| Data to process |
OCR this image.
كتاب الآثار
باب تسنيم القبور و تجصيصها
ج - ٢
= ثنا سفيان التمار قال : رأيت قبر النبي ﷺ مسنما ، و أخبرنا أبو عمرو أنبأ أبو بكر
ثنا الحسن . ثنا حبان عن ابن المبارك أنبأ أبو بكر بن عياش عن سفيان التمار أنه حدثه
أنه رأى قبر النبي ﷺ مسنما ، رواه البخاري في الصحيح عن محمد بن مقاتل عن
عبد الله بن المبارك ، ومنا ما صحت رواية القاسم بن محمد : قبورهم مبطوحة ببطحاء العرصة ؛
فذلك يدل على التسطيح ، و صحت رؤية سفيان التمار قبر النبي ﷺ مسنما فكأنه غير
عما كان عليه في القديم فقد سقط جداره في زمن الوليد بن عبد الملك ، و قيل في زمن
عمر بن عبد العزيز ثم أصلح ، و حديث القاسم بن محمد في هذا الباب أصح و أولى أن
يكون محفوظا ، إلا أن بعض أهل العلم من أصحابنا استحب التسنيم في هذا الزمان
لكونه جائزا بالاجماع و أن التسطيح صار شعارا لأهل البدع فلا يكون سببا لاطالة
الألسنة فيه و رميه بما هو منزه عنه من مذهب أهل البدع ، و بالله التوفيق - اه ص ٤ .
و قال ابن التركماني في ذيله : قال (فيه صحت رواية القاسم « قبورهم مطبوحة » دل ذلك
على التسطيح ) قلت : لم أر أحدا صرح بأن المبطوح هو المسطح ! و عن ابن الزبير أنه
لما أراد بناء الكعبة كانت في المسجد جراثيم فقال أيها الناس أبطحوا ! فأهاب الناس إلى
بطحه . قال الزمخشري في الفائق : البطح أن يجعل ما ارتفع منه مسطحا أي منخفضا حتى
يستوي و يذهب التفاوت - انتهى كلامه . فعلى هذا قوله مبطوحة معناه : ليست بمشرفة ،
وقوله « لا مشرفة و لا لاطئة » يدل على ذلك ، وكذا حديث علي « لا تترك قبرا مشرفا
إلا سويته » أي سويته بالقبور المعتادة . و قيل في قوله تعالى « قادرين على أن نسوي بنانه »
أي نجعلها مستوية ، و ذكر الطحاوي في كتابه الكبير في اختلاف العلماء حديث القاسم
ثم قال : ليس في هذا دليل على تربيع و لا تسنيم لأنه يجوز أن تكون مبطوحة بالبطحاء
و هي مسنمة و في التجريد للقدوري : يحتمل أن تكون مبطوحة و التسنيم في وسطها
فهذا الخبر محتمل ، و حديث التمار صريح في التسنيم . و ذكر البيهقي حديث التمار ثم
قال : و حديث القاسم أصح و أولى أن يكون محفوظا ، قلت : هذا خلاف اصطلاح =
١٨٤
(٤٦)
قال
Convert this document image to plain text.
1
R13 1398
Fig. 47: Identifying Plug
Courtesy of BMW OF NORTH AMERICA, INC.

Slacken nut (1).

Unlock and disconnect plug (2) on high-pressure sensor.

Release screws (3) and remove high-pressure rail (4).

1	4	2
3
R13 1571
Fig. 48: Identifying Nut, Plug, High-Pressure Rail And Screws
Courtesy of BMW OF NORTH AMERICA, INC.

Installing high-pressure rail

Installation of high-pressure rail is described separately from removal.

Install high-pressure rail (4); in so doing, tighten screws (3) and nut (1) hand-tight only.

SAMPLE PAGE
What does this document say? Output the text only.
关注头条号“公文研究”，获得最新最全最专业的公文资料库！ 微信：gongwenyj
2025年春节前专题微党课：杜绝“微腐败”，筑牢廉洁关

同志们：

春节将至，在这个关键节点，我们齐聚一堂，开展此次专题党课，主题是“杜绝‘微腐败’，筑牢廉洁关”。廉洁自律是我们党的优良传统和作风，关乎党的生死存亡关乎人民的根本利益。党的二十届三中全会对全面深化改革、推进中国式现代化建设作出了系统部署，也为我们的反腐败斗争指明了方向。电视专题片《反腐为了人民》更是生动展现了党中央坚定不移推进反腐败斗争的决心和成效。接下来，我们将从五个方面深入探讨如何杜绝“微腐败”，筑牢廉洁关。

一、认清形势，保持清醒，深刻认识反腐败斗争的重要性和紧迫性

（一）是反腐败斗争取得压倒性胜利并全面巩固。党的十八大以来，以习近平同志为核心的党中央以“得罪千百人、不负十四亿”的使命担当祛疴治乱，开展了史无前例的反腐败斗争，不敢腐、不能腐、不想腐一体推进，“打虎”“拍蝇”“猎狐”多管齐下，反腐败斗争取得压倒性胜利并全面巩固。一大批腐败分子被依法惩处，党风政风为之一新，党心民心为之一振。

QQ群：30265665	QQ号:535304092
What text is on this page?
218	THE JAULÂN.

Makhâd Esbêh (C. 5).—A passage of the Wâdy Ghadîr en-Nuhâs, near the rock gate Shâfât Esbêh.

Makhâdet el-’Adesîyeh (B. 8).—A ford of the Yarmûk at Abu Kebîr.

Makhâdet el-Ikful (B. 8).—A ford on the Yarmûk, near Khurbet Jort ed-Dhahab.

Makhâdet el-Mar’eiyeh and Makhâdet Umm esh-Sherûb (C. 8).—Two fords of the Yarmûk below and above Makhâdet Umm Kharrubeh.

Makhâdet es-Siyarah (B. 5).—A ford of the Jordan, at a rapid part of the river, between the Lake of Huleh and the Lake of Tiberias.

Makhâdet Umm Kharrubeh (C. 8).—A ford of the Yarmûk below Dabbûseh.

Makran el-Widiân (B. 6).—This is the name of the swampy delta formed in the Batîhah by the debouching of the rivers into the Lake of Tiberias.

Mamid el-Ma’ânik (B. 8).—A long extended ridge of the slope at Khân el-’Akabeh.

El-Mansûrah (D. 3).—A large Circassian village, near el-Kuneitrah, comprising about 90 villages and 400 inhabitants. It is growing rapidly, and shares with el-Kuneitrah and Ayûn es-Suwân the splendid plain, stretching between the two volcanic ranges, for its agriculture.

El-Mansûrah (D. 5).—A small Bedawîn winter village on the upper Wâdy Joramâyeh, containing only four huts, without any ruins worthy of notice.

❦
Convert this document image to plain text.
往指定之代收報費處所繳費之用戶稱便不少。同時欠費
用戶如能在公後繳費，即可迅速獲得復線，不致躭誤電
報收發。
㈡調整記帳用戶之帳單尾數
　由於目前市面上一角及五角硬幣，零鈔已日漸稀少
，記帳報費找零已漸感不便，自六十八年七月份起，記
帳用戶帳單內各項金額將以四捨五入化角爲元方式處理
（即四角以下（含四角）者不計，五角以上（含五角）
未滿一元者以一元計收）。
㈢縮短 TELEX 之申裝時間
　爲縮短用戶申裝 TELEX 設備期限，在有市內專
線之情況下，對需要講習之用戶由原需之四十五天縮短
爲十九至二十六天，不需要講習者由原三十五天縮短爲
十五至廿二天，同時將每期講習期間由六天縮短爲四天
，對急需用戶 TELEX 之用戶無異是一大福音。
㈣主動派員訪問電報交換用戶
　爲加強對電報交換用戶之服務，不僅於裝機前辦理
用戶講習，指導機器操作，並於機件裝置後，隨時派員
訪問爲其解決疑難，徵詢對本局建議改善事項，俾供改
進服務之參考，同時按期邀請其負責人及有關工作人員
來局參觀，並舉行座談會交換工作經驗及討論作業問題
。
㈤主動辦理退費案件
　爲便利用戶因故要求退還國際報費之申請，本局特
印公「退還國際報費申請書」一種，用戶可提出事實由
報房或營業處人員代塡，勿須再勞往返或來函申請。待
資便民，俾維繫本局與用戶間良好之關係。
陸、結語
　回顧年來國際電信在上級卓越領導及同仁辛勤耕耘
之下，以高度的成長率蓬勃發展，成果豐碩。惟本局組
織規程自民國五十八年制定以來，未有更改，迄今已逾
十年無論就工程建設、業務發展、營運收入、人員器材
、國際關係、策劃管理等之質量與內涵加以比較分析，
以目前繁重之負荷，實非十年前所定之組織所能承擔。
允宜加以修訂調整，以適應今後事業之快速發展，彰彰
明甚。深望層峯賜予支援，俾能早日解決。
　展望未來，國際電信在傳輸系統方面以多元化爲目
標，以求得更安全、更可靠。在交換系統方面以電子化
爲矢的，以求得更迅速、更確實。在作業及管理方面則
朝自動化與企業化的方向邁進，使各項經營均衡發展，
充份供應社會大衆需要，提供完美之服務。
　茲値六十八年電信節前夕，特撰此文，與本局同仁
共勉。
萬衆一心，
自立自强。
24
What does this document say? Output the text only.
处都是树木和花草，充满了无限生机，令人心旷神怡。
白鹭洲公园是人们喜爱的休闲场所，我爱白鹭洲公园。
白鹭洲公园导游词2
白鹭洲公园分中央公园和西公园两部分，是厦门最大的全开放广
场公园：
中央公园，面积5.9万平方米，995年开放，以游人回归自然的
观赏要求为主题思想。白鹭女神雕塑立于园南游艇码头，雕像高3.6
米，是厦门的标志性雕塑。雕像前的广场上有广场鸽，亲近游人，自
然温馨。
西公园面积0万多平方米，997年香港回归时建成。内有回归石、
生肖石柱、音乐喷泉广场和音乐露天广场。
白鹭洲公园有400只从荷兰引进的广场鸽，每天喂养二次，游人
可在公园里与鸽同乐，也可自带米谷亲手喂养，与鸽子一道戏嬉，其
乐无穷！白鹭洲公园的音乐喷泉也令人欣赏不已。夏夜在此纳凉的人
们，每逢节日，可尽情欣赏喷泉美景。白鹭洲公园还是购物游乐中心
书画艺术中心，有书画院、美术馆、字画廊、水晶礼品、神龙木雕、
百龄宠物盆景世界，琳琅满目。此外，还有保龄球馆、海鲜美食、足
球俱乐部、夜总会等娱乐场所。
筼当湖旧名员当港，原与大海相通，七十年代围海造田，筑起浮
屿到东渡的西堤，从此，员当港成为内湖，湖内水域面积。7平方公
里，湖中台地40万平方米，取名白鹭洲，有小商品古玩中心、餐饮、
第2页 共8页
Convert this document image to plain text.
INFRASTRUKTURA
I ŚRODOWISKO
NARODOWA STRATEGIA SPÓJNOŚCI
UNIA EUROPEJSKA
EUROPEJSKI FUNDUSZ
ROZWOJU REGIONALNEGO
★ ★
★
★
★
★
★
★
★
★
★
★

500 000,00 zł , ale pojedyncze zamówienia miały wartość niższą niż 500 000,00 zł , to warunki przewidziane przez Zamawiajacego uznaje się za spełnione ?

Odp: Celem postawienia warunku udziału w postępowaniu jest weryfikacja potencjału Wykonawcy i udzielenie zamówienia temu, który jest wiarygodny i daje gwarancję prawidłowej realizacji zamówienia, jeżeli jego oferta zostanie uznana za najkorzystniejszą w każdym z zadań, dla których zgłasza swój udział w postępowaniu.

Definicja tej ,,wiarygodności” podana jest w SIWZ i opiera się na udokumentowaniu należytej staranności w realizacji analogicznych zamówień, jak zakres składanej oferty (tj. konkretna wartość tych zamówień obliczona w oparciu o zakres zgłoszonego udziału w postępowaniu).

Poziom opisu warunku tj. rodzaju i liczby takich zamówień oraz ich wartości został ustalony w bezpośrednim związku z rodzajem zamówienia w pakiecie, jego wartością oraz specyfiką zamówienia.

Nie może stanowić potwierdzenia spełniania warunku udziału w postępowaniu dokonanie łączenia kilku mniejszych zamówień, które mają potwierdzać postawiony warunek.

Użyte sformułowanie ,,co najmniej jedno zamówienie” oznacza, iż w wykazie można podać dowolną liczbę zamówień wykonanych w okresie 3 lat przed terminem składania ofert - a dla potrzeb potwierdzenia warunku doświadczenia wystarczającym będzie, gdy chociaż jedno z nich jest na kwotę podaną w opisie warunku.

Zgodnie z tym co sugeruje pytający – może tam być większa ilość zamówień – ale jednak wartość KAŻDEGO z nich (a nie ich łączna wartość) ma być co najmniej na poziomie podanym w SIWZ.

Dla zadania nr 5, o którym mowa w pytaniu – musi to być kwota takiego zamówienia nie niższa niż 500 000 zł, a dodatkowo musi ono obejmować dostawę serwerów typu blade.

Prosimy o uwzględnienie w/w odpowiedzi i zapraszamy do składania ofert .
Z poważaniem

| Direction |
Among the lines of the data, identify those with the word "قبورهم". Copy each of them.

| Exercise output |
عبد الله بن المبارك ، ومنا ما صحت رواية القاسم بن محمد : قبورهم مبطوحة ببطحاء العرصة ؛
و قال ابن التركماني في ذيله : قال (فيه صحت رواية القاسم « قبورهم مطبوحة » دل ذلك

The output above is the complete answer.